= YOUR OBJECTIVE =
Set the listing down unchanged, minus every embedded image.

= GIVEN DATA =
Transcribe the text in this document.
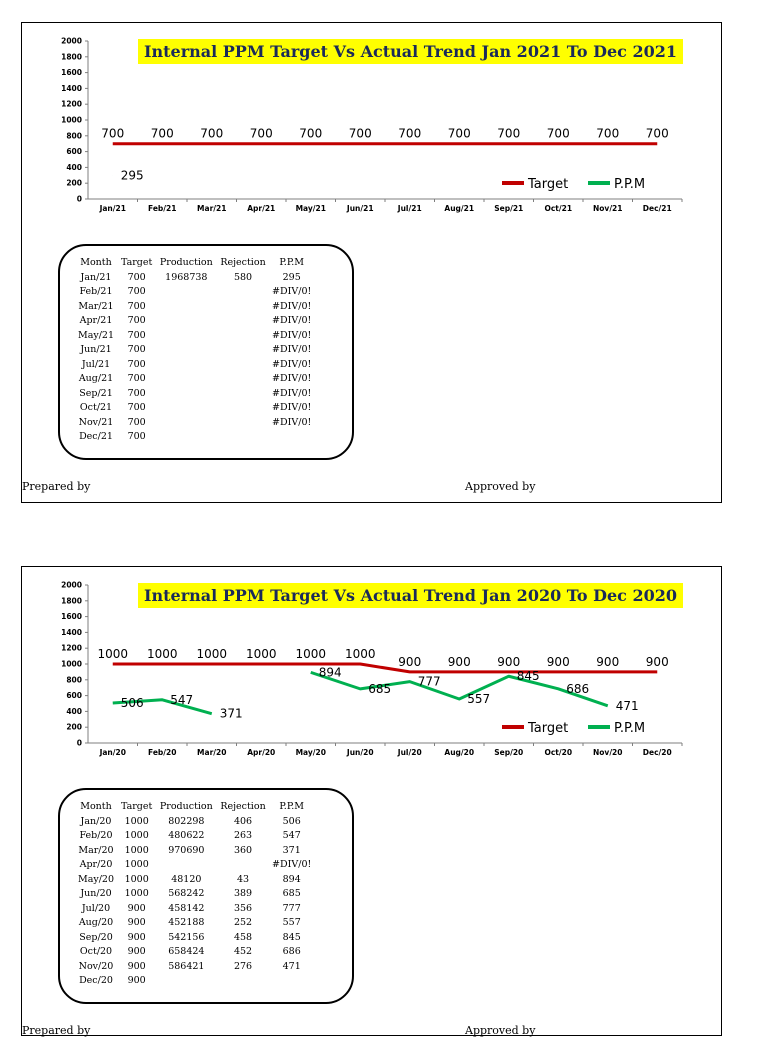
0
200
400
600
800
1000
1200
1400
1600
1800
2000
Jan/21	Feb/21	Mar/21	Apr/21	May/21	Jun/21	Jul/21	Aug/21	Sep/21	Oct/21	Nov/21	Dec/21
700 700 700 700 700 700 700 700 700 700 700 700
295
Target	P.P.M
Internal PPM Target Vs Actual Trend Jan 2021 To Dec 2021
Month	Target	Production	Rejection	P.P.M
Jan/21	700	1968738	580	295
Feb/21	700			#DIV/0!
Mar/21	700			#DIV/0!
Apr/21	700			#DIV/0!
May/21	700			#DIV/0!
Jun/21	700			#DIV/0!
Jul/21	700			#DIV/0!
Aug/21	700			#DIV/0!
Sep/21	700			#DIV/0!
Oct/21	700			#DIV/0!
Nov/21	700			#DIV/0!
Dec/21	700			
Prepared by	Approved by
0
200
400
600
800
1000
1200
1400
1600
1800
2000
Jan/20	Feb/20	Mar/20	Apr/20	May/20	Jun/20	Jul/20	Aug/20	Sep/20	Oct/20	Nov/20	Dec/20
1000 1000 1000 1000 1000 1000
900 900 900 900 900 900
506 547
371
894
685
777
557
845
686
471
Target	P.P.M
Internal PPM Target Vs Actual Trend Jan 2020 To Dec 2020
Month	Target	Production	Rejection	P.P.M
Jan/20	1000	802298	406	506
Feb/20	1000	480622	263	547
Mar/20	1000	970690	360	371
Apr/20	1000			#DIV/0!
May/20	1000	48120	43	894
Jun/20	1000	568242	389	685
Jul/20	900	458142	356	777
Aug/20	900	452188	252	557
Sep/20	900	542156	458	845
Oct/20	900	658424	452	686
Nov/20	900	586421	276	471
Dec/20	900			
Prepared by	Approved by
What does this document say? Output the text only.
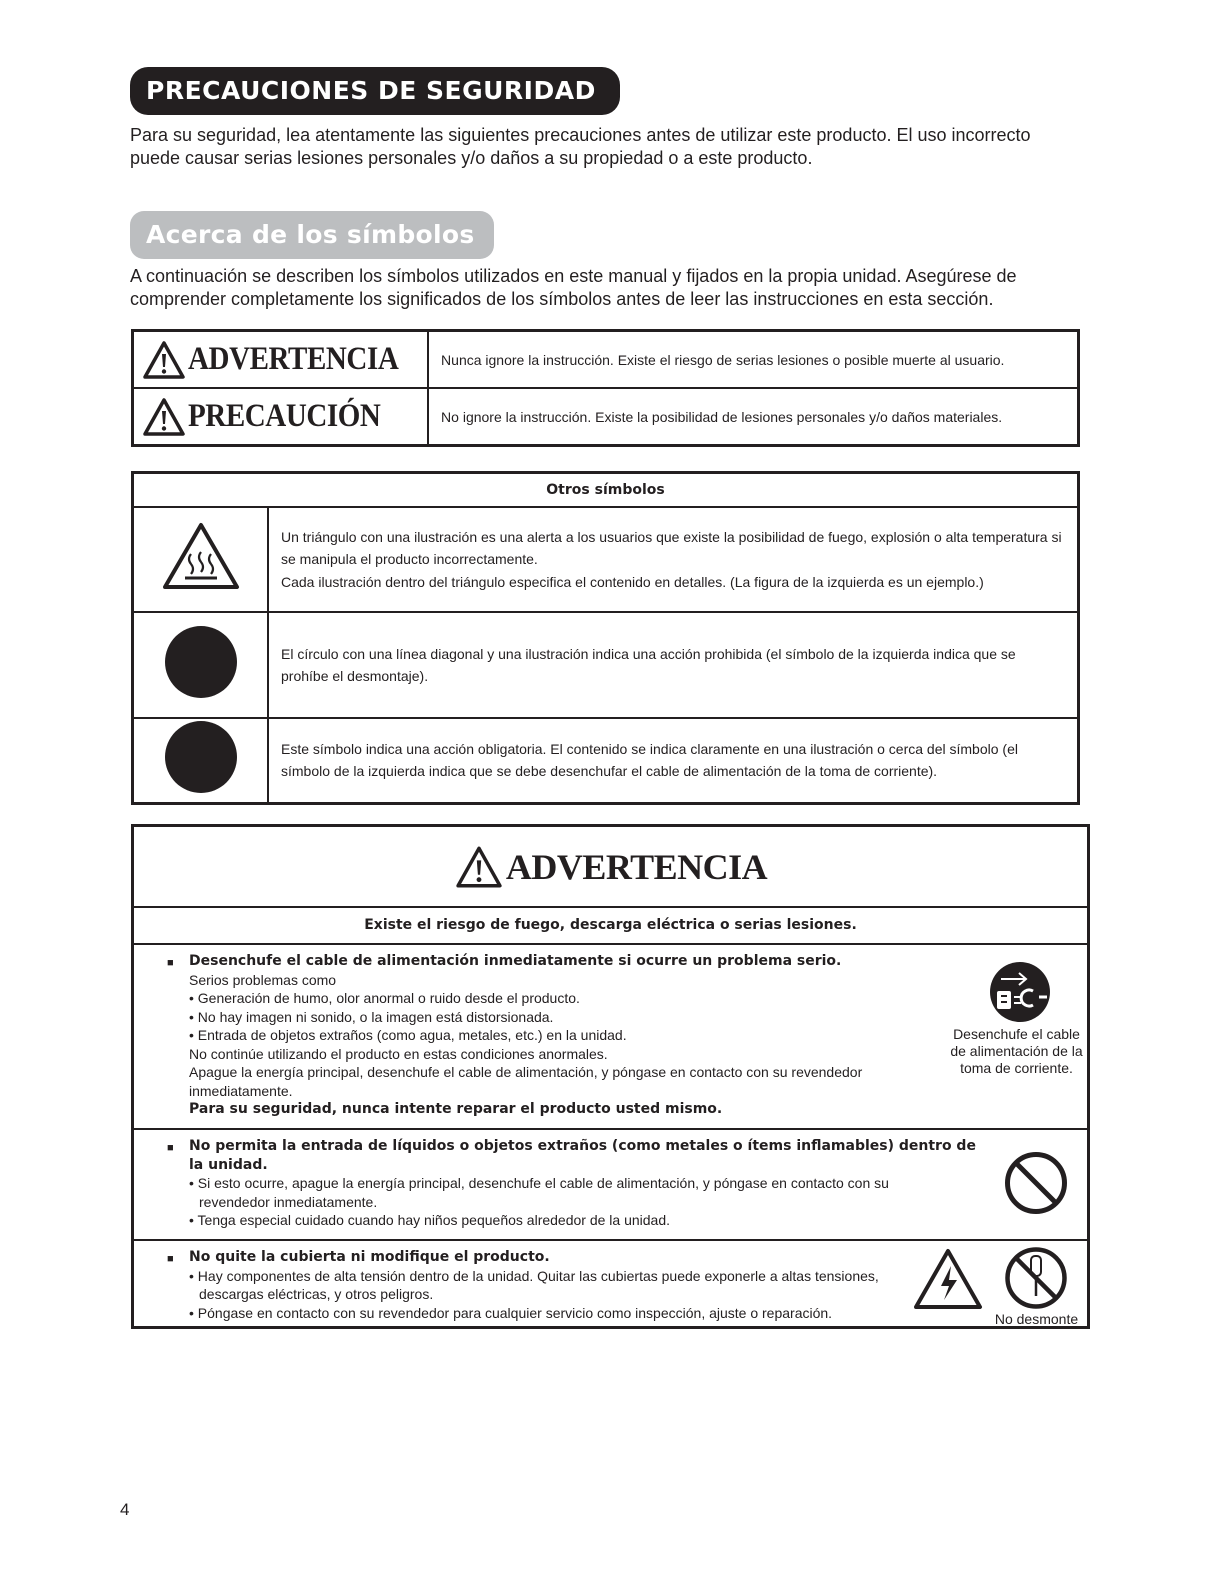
PRECAUCIONES DE SEGURIDAD

Para su seguridad, lea atentamente las siguientes precauciones antes de utilizar este producto. El uso incorrecto puede causar serias lesiones personales y/o daños a su propiedad o a este producto.

Acerca de los símbolos

A continuación se describen los símbolos utilizados en este manual y fijados en la propia unidad. Asegúrese de comprender completamente los significados de los símbolos antes de leer las instrucciones en esta sección.

ADVERTENCIA	Nunca ignore la instrucción. Existe el riesgo de serias lesiones o posible muerte al usuario.
PRECAUCIÓN	No ignore la instrucción. Existe la posibilidad de lesiones personales y/o daños materiales.
Otros símbolos	

Un triángulo con una ilustración es una alerta a los usuarios que existe la posibilidad de fuego, explosión o alta temperatura si se manipula el producto incorrectamente.

Cada ilustración dentro del triángulo especifica el contenido en detalles. (La figura de la izquierda es un ejemplo.)

El círculo con una línea diagonal y una ilustración indica una acción prohibida (el símbolo de la izquierda indica que se prohíbe el desmontaje).

Este símbolo indica una acción obligatoria. El contenido se indica claramente en una ilustración o cerca del símbolo (el símbolo de la izquierda indica que se debe desenchufar el cable de alimentación de la toma de corriente).

ADVERTENCIA
Existe el riesgo de fuego, descarga eléctrica o serias lesiones.
■ Desenchufe el cable de alimentación inmediatamente si ocurre un problema serio.

Serios problemas como

• Generación de humo, olor anormal o ruido desde el producto.

• No hay imagen ni sonido, o la imagen está distorsionada.

• Entrada de objetos extraños (como agua, metales, etc.) en la unidad.

No continúe utilizando el producto en estas condiciones anormales.

Apague la energía principal, desenchufe el cable de alimentación, y póngase en contacto con su revendedor inmediatamente.

Para su seguridad, nunca intente reparar el producto usted mismo.

Desenchufe el cable de alimentación de la toma de corriente.
■ No permita la entrada de líquidos o objetos extraños (como metales o ítems inflamables) dentro de la unidad.

• Si esto ocurre, apague la energía principal, desenchufe el cable de alimentación, y póngase en contacto con su revendedor inmediatamente.

• Tenga especial cuidado cuando hay niños pequeños alrededor de la unidad.

■ No quite la cubierta ni modifique el producto.

• Hay componentes de alta tensión dentro de la unidad. Quitar las cubiertas puede exponerle a altas tensiones, descargas eléctricas, y otros peligros.

• Póngase en contacto con su revendedor para cualquier servicio como inspección, ajuste o reparación.	No desmonte
4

= SOLUTION FOR THIS PROBLEM =
Transcribe the text in this document.
0
200
400
600
800
1000
1200
1400
1600
1800
2000
Jan/21	Feb/21	Mar/21	Apr/21	May/21	Jun/21	Jul/21	Aug/21	Sep/21	Oct/21	Nov/21	Dec/21
700 700 700 700 700 700 700 700 700 700 700 700
295
Target	P.P.M
Internal PPM Target Vs Actual Trend Jan 2021 To Dec 2021
Month	Target	Production	Rejection	P.P.M
Jan/21	700	1968738	580	295
Feb/21	700			#DIV/0!
Mar/21	700			#DIV/0!
Apr/21	700			#DIV/0!
May/21	700			#DIV/0!
Jun/21	700			#DIV/0!
Jul/21	700			#DIV/0!
Aug/21	700			#DIV/0!
Sep/21	700			#DIV/0!
Oct/21	700			#DIV/0!
Nov/21	700			#DIV/0!
Dec/21	700			
Prepared by	Approved by
0
200
400
600
800
1000
1200
1400
1600
1800
2000
Jan/20	Feb/20	Mar/20	Apr/20	May/20	Jun/20	Jul/20	Aug/20	Sep/20	Oct/20	Nov/20	Dec/20
1000 1000 1000 1000 1000 1000
900 900 900 900 900 900
506 547
371
894
685
777
557
845
686
471
Target	P.P.M
Internal PPM Target Vs Actual Trend Jan 2020 To Dec 2020
Month	Target	Production	Rejection	P.P.M
Jan/20	1000	802298	406	506
Feb/20	1000	480622	263	547
Mar/20	1000	970690	360	371
Apr/20	1000			#DIV/0!
May/20	1000	48120	43	894
Jun/20	1000	568242	389	685
Jul/20	900	458142	356	777
Aug/20	900	452188	252	557
Sep/20	900	542156	458	845
Oct/20	900	658424	452	686
Nov/20	900	586421	276	471
Dec/20	900			
Prepared by	Approved by
What does this document say? Output the text only.
PRECAUCIONES DE SEGURIDAD

Para su seguridad, lea atentamente las siguientes precauciones antes de utilizar este producto. El uso incorrecto puede causar serias lesiones personales y/o daños a su propiedad o a este producto.

Acerca de los símbolos

A continuación se describen los símbolos utilizados en este manual y fijados en la propia unidad. Asegúrese de comprender completamente los significados de los símbolos antes de leer las instrucciones en esta sección.

ADVERTENCIA	Nunca ignore la instrucción. Existe el riesgo de serias lesiones o posible muerte al usuario.
PRECAUCIÓN	No ignore la instrucción. Existe la posibilidad de lesiones personales y/o daños materiales.
Otros símbolos	

Un triángulo con una ilustración es una alerta a los usuarios que existe la posibilidad de fuego, explosión o alta temperatura si se manipula el producto incorrectamente.

Cada ilustración dentro del triángulo especifica el contenido en detalles. (La figura de la izquierda es un ejemplo.)

El círculo con una línea diagonal y una ilustración indica una acción prohibida (el símbolo de la izquierda indica que se prohíbe el desmontaje).

Este símbolo indica una acción obligatoria. El contenido se indica claramente en una ilustración o cerca del símbolo (el símbolo de la izquierda indica que se debe desenchufar el cable de alimentación de la toma de corriente).

ADVERTENCIA
Existe el riesgo de fuego, descarga eléctrica o serias lesiones.
■ Desenchufe el cable de alimentación inmediatamente si ocurre un problema serio.

Serios problemas como

• Generación de humo, olor anormal o ruido desde el producto.

• No hay imagen ni sonido, o la imagen está distorsionada.

• Entrada de objetos extraños (como agua, metales, etc.) en la unidad.

No continúe utilizando el producto en estas condiciones anormales.

Apague la energía principal, desenchufe el cable de alimentación, y póngase en contacto con su revendedor inmediatamente.

Para su seguridad, nunca intente reparar el producto usted mismo.

Desenchufe el cable de alimentación de la toma de corriente.
■ No permita la entrada de líquidos o objetos extraños (como metales o ítems inflamables) dentro de la unidad.

• Si esto ocurre, apague la energía principal, desenchufe el cable de alimentación, y póngase en contacto con su revendedor inmediatamente.

• Tenga especial cuidado cuando hay niños pequeños alrededor de la unidad.

■ No quite la cubierta ni modifique el producto.

• Hay componentes de alta tensión dentro de la unidad. Quitar las cubiertas puede exponerle a altas tensiones, descargas eléctricas, y otros peligros.

• Póngase en contacto con su revendedor para cualquier servicio como inspección, ajuste o reparación.	No desmonte
4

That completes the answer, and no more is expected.